▶ Exercise aim:
The data must be returned in full and exactly as given.

Stored data start

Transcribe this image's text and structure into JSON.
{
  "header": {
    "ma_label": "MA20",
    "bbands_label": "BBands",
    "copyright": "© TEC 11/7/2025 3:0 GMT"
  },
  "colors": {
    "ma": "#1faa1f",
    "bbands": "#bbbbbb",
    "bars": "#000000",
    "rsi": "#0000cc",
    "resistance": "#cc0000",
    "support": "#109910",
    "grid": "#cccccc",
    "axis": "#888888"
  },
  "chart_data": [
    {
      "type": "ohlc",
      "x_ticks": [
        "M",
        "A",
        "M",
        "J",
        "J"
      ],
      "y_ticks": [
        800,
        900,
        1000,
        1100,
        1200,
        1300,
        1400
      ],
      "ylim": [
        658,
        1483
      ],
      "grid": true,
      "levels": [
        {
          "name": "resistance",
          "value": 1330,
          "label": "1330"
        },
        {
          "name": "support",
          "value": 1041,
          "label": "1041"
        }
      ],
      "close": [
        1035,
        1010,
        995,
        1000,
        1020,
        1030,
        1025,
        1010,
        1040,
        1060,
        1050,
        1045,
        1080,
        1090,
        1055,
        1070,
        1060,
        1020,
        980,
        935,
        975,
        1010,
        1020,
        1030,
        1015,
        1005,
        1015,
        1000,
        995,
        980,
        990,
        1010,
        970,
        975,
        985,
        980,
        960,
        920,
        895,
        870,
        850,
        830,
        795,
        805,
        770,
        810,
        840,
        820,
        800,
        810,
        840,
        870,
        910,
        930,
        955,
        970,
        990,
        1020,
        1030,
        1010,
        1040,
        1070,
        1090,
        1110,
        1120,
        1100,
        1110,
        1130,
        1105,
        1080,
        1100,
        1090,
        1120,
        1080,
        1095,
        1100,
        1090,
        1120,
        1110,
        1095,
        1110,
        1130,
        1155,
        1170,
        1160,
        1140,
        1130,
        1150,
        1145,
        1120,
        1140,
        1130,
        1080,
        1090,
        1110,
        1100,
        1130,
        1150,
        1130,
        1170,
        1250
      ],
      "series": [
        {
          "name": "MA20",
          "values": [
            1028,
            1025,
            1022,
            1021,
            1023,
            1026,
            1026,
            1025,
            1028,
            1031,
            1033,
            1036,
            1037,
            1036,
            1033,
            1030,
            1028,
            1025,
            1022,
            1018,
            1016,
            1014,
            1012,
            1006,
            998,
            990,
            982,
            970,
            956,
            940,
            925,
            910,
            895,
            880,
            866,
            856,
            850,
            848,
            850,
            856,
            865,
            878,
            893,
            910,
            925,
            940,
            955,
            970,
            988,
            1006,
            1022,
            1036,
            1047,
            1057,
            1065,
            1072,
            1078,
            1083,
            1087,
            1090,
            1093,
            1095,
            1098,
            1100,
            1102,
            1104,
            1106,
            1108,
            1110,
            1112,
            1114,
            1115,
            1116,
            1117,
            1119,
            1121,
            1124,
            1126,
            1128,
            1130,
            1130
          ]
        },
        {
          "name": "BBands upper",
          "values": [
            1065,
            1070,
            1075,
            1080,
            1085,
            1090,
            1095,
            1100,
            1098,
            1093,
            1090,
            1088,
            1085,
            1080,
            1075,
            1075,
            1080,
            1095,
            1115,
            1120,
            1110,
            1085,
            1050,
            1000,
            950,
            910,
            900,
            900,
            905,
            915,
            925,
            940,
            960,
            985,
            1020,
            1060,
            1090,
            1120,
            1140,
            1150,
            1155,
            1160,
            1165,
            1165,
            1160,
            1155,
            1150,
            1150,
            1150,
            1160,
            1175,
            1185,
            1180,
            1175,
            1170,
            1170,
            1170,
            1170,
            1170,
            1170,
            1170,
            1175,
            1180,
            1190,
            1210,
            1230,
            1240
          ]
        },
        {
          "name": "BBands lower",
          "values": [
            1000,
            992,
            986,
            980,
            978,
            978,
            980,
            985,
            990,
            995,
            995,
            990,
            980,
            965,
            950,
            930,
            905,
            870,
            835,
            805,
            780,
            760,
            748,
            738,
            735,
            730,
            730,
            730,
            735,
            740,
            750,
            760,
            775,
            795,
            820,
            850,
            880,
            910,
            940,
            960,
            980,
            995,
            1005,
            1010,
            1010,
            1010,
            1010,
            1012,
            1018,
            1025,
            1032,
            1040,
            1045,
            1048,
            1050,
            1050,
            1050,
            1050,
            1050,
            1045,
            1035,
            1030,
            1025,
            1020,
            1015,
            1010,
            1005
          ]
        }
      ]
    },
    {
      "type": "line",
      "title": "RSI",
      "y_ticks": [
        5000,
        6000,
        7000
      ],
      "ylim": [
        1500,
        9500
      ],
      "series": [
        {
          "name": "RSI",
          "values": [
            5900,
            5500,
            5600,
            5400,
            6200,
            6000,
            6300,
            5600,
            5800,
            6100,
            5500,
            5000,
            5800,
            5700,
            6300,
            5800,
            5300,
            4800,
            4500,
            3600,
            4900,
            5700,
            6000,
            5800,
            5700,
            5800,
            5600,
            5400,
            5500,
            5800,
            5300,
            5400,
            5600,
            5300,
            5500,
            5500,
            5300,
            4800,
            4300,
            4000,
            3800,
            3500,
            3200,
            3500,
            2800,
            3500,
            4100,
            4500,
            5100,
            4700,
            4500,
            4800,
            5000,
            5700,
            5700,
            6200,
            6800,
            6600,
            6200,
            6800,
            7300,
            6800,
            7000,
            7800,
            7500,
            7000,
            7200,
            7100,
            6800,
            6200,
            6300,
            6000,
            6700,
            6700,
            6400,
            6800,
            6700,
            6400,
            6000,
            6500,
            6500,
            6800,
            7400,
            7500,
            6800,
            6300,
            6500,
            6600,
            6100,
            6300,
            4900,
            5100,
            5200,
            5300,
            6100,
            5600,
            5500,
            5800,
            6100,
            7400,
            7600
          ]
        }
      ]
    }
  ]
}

Stored data end

▶ Expected answer:
Transcribe this image's text and structure into JSON.
{
  "header": {
    "ma_label": "MA20",
    "bbands_label": "BBands",
    "copyright": "© TEC 11/7/2025 3:0 GMT"
  },
  "colors": {
    "ma": "#1faa1f",
    "bbands": "#bbbbbb",
    "bars": "#000000",
    "rsi": "#0000cc",
    "resistance": "#cc0000",
    "support": "#109910",
    "grid": "#cccccc",
    "axis": "#888888"
  },
  "chart_data": [
    {
      "type": "ohlc",
      "x_ticks": [
        "M",
        "A",
        "M",
        "J",
        "J"
      ],
      "y_ticks": [
        800,
        900,
        1000,
        1100,
        1200,
        1300,
        1400
      ],
      "ylim": [
        658,
        1483
      ],
      "grid": true,
      "levels": [
        {
          "name": "resistance",
          "value": 1330,
          "label": "1330"
        },
        {
          "name": "support",
          "value": 1041,
          "label": "1041"
        }
      ],
      "close": [
        1035,
        1010,
        995,
        1000,
        1020,
        1030,
        1025,
        1010,
        1040,
        1060,
        1050,
        1045,
        1080,
        1090,
        1055,
        1070,
        1060,
        1020,
        980,
        935,
        975,
        1010,
        1020,
        1030,
        1015,
        1005,
        1015,
        1000,
        995,
        980,
        990,
        1010,
        970,
        975,
        985,
        980,
        960,
        920,
        895,
        870,
        850,
        830,
        795,
        805,
        770,
        810,
        840,
        820,
        800,
        810,
        840,
        870,
        910,
        930,
        955,
        970,
        990,
        1020,
        1030,
        1010,
        1040,
        1070,
        1090,
        1110,
        1120,
        1100,
        1110,
        1130,
        1105,
        1080,
        1100,
        1090,
        1120,
        1080,
        1095,
        1100,
        1090,
        1120,
        1110,
        1095,
        1110,
        1130,
        1155,
        1170,
        1160,
        1140,
        1130,
        1150,
        1145,
        1120,
        1140,
        1130,
        1080,
        1090,
        1110,
        1100,
        1130,
        1150,
        1130,
        1170,
        1250
      ],
      "series": [
        {
          "name": "MA20",
          "values": [
            1028,
            1025,
            1022,
            1021,
            1023,
            1026,
            1026,
            1025,
            1028,
            1031,
            1033,
            1036,
            1037,
            1036,
            1033,
            1030,
            1028,
            1025,
            1022,
            1018,
            1016,
            1014,
            1012,
            1006,
            998,
            990,
            982,
            970,
            956,
            940,
            925,
            910,
            895,
            880,
            866,
            856,
            850,
            848,
            850,
            856,
            865,
            878,
            893,
            910,
            925,
            940,
            955,
            970,
            988,
            1006,
            1022,
            1036,
            1047,
            1057,
            1065,
            1072,
            1078,
            1083,
            1087,
            1090,
            1093,
            1095,
            1098,
            1100,
            1102,
            1104,
            1106,
            1108,
            1110,
            1112,
            1114,
            1115,
            1116,
            1117,
            1119,
            1121,
            1124,
            1126,
            1128,
            1130,
            1130
          ]
        },
        {
          "name": "BBands upper",
          "values": [
            1065,
            1070,
            1075,
            1080,
            1085,
            1090,
            1095,
            1100,
            1098,
            1093,
            1090,
            1088,
            1085,
            1080,
            1075,
            1075,
            1080,
            1095,
            1115,
            1120,
            1110,
            1085,
            1050,
            1000,
            950,
            910,
            900,
            900,
            905,
            915,
            925,
            940,
            960,
            985,
            1020,
            1060,
            1090,
            1120,
            1140,
            1150,
            1155,
            1160,
            1165,
            1165,
            1160,
            1155,
            1150,
            1150,
            1150,
            1160,
            1175,
            1185,
            1180,
            1175,
            1170,
            1170,
            1170,
            1170,
            1170,
            1170,
            1170,
            1175,
            1180,
            1190,
            1210,
            1230,
            1240
          ]
        },
        {
          "name": "BBands lower",
          "values": [
            1000,
            992,
            986,
            980,
            978,
            978,
            980,
            985,
            990,
            995,
            995,
            990,
            980,
            965,
            950,
            930,
            905,
            870,
            835,
            805,
            780,
            760,
            748,
            738,
            735,
            730,
            730,
            730,
            735,
            740,
            750,
            760,
            775,
            795,
            820,
            850,
            880,
            910,
            940,
            960,
            980,
            995,
            1005,
            1010,
            1010,
            1010,
            1010,
            1012,
            1018,
            1025,
            1032,
            1040,
            1045,
            1048,
            1050,
            1050,
            1050,
            1050,
            1050,
            1045,
            1035,
            1030,
            1025,
            1020,
            1015,
            1010,
            1005
          ]
        }
      ]
    },
    {
      "type": "line",
      "title": "RSI",
      "y_ticks": [
        5000,
        6000,
        7000
      ],
      "ylim": [
        1500,
        9500
      ],
      "series": [
        {
          "name": "RSI",
          "values": [
            5900,
            5500,
            5600,
            5400,
            6200,
            6000,
            6300,
            5600,
            5800,
            6100,
            5500,
            5000,
            5800,
            5700,
            6300,
            5800,
            5300,
            4800,
            4500,
            3600,
            4900,
            5700,
            6000,
            5800,
            5700,
            5800,
            5600,
            5400,
            5500,
            5800,
            5300,
            5400,
            5600,
            5300,
            5500,
            5500,
            5300,
            4800,
            4300,
            4000,
            3800,
            3500,
            3200,
            3500,
            2800,
            3500,
            4100,
            4500,
            5100,
            4700,
            4500,
            4800,
            5000,
            5700,
            5700,
            6200,
            6800,
            6600,
            6200,
            6800,
            7300,
            6800,
            7000,
            7800,
            7500,
            7000,
            7200,
            7100,
            6800,
            6200,
            6300,
            6000,
            6700,
            6700,
            6400,
            6800,
            6700,
            6400,
            6000,
            6500,
            6500,
            6800,
            7400,
            7500,
            6800,
            6300,
            6500,
            6600,
            6100,
            6300,
            4900,
            5100,
            5200,
            5300,
            6100,
            5600,
            5500,
            5800,
            6100,
            7400,
            7600
          ]
        }
      ]
    }
  ]
}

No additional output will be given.